SELECTED EXTRACT —
___
Special Photo After 26 years, the Gwinnett Sexual Assault Center is being asked to relocate from its Duluth home. The city, which leases the space to GSAC for $1 per year, recently reported that asbestos had been found in the building's basement tiling and window glazing.
DULUTH -- The Gwinnett Sexual Assault Center is, to be blunt, the kind of place most people don't know exist and, hopefully, never have to visit. It is a place of healing and assessment, trauma and advocacy. It's made its home in the city of Duluth for 26 years, gratefully paying "rent" of $1 per annum.
Now GSAC -- a nonprofit which provides 24-hour "comprehensive services to victims and families impacted by crimes of sexual assault and child sexual (and) physical abuse" -- is being asked to leave.
"The short of it all is that this building is in very bad condition and GSAC was given notice in September of last year that we were going to need them to vacate the building by July of this year," city of Duluth spokeswoman Alisa Williams said, "due to inspections we had done of the building that found mold, asbestos and termites."
The latter part, though, is news to GSAC executive director Ann Burdges.
"We were not aware they had any information on those issues (until a letter sent earlier this month)," Burdges said. "And it wasn't shared."
Documents obtained by the Daily Post show an inspection commissioned by the city last July revealed small amounts of asbestos in samples from two areas of the building, which GSAC has occupied since 1987: about 100 square-feet of basement tile and glazing around a few windows.
___
INFORMATION SUPPLIED —
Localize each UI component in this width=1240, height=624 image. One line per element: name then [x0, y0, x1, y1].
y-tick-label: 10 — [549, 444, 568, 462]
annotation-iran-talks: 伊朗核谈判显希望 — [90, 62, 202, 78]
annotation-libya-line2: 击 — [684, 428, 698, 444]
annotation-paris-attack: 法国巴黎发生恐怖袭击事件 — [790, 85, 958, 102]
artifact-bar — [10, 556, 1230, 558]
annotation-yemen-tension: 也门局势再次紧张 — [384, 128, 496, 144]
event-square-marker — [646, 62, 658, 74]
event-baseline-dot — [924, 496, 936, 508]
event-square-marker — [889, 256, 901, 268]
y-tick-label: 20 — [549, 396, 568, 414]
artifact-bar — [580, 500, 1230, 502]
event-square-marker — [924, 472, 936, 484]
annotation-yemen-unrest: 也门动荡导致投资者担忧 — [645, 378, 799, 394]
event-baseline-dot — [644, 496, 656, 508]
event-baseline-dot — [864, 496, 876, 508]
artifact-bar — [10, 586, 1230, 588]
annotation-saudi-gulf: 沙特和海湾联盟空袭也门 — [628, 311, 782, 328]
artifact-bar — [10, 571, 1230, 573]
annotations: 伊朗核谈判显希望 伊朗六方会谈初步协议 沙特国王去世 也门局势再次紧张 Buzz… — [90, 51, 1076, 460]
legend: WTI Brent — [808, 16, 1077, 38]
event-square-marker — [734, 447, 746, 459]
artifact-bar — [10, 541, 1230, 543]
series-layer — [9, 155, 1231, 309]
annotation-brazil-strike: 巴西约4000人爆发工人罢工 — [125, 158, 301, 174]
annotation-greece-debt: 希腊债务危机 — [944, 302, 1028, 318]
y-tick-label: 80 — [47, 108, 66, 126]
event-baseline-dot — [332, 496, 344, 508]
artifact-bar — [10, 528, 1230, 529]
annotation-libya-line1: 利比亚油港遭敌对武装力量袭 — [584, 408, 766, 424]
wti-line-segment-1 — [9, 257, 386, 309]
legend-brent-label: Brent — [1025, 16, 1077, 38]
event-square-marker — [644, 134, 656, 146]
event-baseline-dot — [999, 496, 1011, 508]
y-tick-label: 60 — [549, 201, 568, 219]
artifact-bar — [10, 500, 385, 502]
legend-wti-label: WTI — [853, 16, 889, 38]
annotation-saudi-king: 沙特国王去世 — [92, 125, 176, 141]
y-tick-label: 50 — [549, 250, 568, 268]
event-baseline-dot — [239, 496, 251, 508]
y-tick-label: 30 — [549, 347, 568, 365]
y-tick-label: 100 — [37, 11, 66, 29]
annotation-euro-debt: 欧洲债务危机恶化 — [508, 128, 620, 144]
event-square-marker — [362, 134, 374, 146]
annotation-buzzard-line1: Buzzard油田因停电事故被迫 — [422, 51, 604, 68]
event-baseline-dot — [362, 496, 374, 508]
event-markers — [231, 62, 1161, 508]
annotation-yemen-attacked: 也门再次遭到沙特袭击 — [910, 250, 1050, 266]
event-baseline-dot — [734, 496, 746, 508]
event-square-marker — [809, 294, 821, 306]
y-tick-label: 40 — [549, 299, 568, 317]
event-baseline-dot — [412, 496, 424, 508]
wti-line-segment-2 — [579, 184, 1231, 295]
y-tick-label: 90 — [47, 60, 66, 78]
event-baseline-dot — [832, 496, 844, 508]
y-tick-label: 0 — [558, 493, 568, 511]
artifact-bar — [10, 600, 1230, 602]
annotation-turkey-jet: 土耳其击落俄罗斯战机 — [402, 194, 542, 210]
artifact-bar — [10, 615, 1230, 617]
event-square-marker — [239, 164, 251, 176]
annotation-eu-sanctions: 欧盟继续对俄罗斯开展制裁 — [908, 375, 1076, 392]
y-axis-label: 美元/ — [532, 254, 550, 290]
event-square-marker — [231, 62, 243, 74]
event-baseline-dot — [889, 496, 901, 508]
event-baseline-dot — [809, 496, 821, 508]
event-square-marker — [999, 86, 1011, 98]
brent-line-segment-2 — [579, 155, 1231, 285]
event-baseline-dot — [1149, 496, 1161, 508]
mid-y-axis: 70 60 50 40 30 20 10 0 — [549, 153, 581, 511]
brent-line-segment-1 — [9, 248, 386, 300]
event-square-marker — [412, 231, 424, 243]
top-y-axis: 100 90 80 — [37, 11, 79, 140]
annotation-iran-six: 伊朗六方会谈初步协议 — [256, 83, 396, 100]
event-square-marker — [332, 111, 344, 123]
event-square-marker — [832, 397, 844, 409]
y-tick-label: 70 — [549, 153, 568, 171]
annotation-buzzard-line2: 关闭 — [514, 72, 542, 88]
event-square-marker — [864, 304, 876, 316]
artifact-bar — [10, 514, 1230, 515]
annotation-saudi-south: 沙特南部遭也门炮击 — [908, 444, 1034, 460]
___
EXERCISE TASKS —
• A. List the problems that, according to the city spokeswoman in the article about the Gwinnett Sexual Assault Center, the building inspections found.
• B. Answer each question from the article about the Gwinnett Sexual Assault Center:
(i) How much rent does the center pay the city each year?
(ii) In what year did the center move into the building?
(iii) Who is the center's executive director?
• C. Carry on the article about the Gwinnett Sexual Assault Center from the point where it stops.

RESPONSES TO THE TASKS —
• A.
Mold
Asbestos
Termites

• B.
(i) $1 per year
(ii) 1987
(iii) Ann Burdges

• C.
Burdges acknowledged the presence of termites, which have made occasional appearances since the economy went sour and the center was forced to discontinue expensive preventative measures. But she said no mention of asbestos had been made until a May 1 letter denying GSAC's request for an extension at the facility.
"If the city had suspicions of it, they didn't engage our participation in the process," she said.
Duluth will be tearing the building down in July, when its fiscal year rolls over and money budgeted for the razing becomes available.
"It has been understood by GSAC that the city would not be making big repairs or maintaining the building at any time during their $1 a year lease with us and that we would eventually be tearing it down," Williams said. "It is really not safe or healthy for occupation of the building any longer."
Regardless of the circumstance, it appears Gwinnett's only dedicated sexual assault center, its 15 full- and part-time staff members and some 20 volunteers will be finding a new home -- and, one way or another, finding a way to pay for it after essentially living rent-free for its entire existence.
Burdges, who has been with the center since 1994, said GSAC is actively searching for a new location that will "certainly" remain in the county. Ideally, the center will stay at a location in close proximity to area hospitals and various police departments, which aid (and sometimes host) its work, she said. The main problem, though, will be rent.
As is the case for most nonprofits, the economy of the last several years has hampered GSAC's services. The hope was that, with things starting to turn around, the center could begin to recoup some of its funding cuts and bring back on-site counseling services that were ended in 2008.
"That would've been the one area where we would've liked to start building back up," Burdges said. But any "extra" money will now likely go toward leasing (and eventually purchasing) a new building.
"It is highly probable that we may have to lease a space in the interim," Burdges said, "and unfortunately that'll require the use of funds that would otherwise directly serve victims."
The city of Duluth said it has offered to help GSAC find a new home.